### WHAT IS NEEDED
Quote the whole listing word for word, please.

### RECORDS SUPPLIED
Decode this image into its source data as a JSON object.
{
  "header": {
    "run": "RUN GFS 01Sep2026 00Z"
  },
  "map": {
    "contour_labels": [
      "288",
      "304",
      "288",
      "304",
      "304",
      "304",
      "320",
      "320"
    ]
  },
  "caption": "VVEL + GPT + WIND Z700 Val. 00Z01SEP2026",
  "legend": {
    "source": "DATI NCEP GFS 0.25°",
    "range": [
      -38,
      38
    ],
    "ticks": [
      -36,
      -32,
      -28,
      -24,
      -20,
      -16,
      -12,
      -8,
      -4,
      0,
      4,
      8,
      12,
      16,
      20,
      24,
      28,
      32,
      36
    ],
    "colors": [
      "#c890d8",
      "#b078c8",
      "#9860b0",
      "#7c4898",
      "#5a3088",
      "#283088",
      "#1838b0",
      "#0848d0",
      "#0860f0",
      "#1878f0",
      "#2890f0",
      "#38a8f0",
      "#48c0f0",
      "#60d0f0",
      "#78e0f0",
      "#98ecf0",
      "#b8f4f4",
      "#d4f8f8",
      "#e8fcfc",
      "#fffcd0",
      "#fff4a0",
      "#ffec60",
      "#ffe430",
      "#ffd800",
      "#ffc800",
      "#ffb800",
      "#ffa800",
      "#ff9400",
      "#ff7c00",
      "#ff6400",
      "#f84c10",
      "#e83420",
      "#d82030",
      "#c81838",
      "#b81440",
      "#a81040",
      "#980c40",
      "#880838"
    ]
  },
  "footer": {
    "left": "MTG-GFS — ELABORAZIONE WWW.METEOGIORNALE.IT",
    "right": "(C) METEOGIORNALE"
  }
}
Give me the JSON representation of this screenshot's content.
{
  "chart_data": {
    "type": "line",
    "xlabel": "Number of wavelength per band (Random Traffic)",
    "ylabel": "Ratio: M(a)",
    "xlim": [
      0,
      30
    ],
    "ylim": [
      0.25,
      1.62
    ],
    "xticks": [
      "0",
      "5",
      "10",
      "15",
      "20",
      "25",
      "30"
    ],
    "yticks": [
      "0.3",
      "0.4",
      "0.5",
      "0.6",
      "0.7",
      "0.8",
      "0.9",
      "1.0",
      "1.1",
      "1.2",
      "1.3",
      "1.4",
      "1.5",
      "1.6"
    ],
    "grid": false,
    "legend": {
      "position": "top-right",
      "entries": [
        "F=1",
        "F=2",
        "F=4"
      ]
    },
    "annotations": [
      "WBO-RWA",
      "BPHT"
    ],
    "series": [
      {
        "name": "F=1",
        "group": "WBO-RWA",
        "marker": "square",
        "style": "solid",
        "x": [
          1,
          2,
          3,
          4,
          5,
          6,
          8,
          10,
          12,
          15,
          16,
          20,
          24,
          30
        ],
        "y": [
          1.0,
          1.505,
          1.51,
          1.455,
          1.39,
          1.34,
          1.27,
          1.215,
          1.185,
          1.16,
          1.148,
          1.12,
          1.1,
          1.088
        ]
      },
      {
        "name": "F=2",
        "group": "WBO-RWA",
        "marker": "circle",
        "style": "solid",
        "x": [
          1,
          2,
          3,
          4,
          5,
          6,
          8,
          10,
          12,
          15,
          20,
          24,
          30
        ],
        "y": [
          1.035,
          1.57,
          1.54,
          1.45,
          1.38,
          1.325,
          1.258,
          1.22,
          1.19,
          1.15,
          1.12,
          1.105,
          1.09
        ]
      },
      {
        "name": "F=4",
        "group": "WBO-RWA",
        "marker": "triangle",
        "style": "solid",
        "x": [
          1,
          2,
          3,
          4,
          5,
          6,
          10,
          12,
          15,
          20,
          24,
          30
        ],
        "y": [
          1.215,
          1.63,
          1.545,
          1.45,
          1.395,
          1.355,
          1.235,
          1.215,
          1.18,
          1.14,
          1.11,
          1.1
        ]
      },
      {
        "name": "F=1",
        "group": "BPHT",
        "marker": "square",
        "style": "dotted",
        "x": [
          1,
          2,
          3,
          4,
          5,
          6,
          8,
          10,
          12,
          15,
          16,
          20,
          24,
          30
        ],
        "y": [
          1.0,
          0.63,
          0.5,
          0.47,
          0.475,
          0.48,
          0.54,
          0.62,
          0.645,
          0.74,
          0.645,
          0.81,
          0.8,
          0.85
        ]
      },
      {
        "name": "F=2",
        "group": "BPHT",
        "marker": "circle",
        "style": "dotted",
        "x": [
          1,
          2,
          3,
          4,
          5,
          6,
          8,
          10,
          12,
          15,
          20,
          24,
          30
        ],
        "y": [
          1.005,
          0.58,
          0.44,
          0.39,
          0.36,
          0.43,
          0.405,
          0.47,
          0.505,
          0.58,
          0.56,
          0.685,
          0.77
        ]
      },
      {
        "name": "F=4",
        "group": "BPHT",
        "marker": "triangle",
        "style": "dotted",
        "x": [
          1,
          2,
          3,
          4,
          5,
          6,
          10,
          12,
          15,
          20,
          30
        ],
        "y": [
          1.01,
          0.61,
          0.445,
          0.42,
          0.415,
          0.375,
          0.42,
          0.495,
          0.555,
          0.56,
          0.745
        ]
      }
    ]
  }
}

### PROBLEM SOLUTION
Decode this image into its source data as a JSON object.
{
  "header": {
    "run": "RUN GFS 01Sep2026 00Z"
  },
  "map": {
    "contour_labels": [
      "288",
      "304",
      "288",
      "304",
      "304",
      "304",
      "320",
      "320"
    ]
  },
  "caption": "VVEL + GPT + WIND Z700 Val. 00Z01SEP2026",
  "legend": {
    "source": "DATI NCEP GFS 0.25°",
    "range": [
      -38,
      38
    ],
    "ticks": [
      -36,
      -32,
      -28,
      -24,
      -20,
      -16,
      -12,
      -8,
      -4,
      0,
      4,
      8,
      12,
      16,
      20,
      24,
      28,
      32,
      36
    ],
    "colors": [
      "#c890d8",
      "#b078c8",
      "#9860b0",
      "#7c4898",
      "#5a3088",
      "#283088",
      "#1838b0",
      "#0848d0",
      "#0860f0",
      "#1878f0",
      "#2890f0",
      "#38a8f0",
      "#48c0f0",
      "#60d0f0",
      "#78e0f0",
      "#98ecf0",
      "#b8f4f4",
      "#d4f8f8",
      "#e8fcfc",
      "#fffcd0",
      "#fff4a0",
      "#ffec60",
      "#ffe430",
      "#ffd800",
      "#ffc800",
      "#ffb800",
      "#ffa800",
      "#ff9400",
      "#ff7c00",
      "#ff6400",
      "#f84c10",
      "#e83420",
      "#d82030",
      "#c81838",
      "#b81440",
      "#a81040",
      "#980c40",
      "#880838"
    ]
  },
  "footer": {
    "left": "MTG-GFS — ELABORAZIONE WWW.METEOGIORNALE.IT",
    "right": "(C) METEOGIORNALE"
  }
}
Give me the JSON representation of this screenshot's content.
{
  "chart_data": {
    "type": "line",
    "xlabel": "Number of wavelength per band (Random Traffic)",
    "ylabel": "Ratio: M(a)",
    "xlim": [
      0,
      30
    ],
    "ylim": [
      0.25,
      1.62
    ],
    "xticks": [
      "0",
      "5",
      "10",
      "15",
      "20",
      "25",
      "30"
    ],
    "yticks": [
      "0.3",
      "0.4",
      "0.5",
      "0.6",
      "0.7",
      "0.8",
      "0.9",
      "1.0",
      "1.1",
      "1.2",
      "1.3",
      "1.4",
      "1.5",
      "1.6"
    ],
    "grid": false,
    "legend": {
      "position": "top-right",
      "entries": [
        "F=1",
        "F=2",
        "F=4"
      ]
    },
    "annotations": [
      "WBO-RWA",
      "BPHT"
    ],
    "series": [
      {
        "name": "F=1",
        "group": "WBO-RWA",
        "marker": "square",
        "style": "solid",
        "x": [
          1,
          2,
          3,
          4,
          5,
          6,
          8,
          10,
          12,
          15,
          16,
          20,
          24,
          30
        ],
        "y": [
          1.0,
          1.505,
          1.51,
          1.455,
          1.39,
          1.34,
          1.27,
          1.215,
          1.185,
          1.16,
          1.148,
          1.12,
          1.1,
          1.088
        ]
      },
      {
        "name": "F=2",
        "group": "WBO-RWA",
        "marker": "circle",
        "style": "solid",
        "x": [
          1,
          2,
          3,
          4,
          5,
          6,
          8,
          10,
          12,
          15,
          20,
          24,
          30
        ],
        "y": [
          1.035,
          1.57,
          1.54,
          1.45,
          1.38,
          1.325,
          1.258,
          1.22,
          1.19,
          1.15,
          1.12,
          1.105,
          1.09
        ]
      },
      {
        "name": "F=4",
        "group": "WBO-RWA",
        "marker": "triangle",
        "style": "solid",
        "x": [
          1,
          2,
          3,
          4,
          5,
          6,
          10,
          12,
          15,
          20,
          24,
          30
        ],
        "y": [
          1.215,
          1.63,
          1.545,
          1.45,
          1.395,
          1.355,
          1.235,
          1.215,
          1.18,
          1.14,
          1.11,
          1.1
        ]
      },
      {
        "name": "F=1",
        "group": "BPHT",
        "marker": "square",
        "style": "dotted",
        "x": [
          1,
          2,
          3,
          4,
          5,
          6,
          8,
          10,
          12,
          15,
          16,
          20,
          24,
          30
        ],
        "y": [
          1.0,
          0.63,
          0.5,
          0.47,
          0.475,
          0.48,
          0.54,
          0.62,
          0.645,
          0.74,
          0.645,
          0.81,
          0.8,
          0.85
        ]
      },
      {
        "name": "F=2",
        "group": "BPHT",
        "marker": "circle",
        "style": "dotted",
        "x": [
          1,
          2,
          3,
          4,
          5,
          6,
          8,
          10,
          12,
          15,
          20,
          24,
          30
        ],
        "y": [
          1.005,
          0.58,
          0.44,
          0.39,
          0.36,
          0.43,
          0.405,
          0.47,
          0.505,
          0.58,
          0.56,
          0.685,
          0.77
        ]
      },
      {
        "name": "F=4",
        "group": "BPHT",
        "marker": "triangle",
        "style": "dotted",
        "x": [
          1,
          2,
          3,
          4,
          5,
          6,
          10,
          12,
          15,
          20,
          30
        ],
        "y": [
          1.01,
          0.61,
          0.445,
          0.42,
          0.415,
          0.375,
          0.42,
          0.495,
          0.555,
          0.56,
          0.745
        ]
      }
    ]
  }
}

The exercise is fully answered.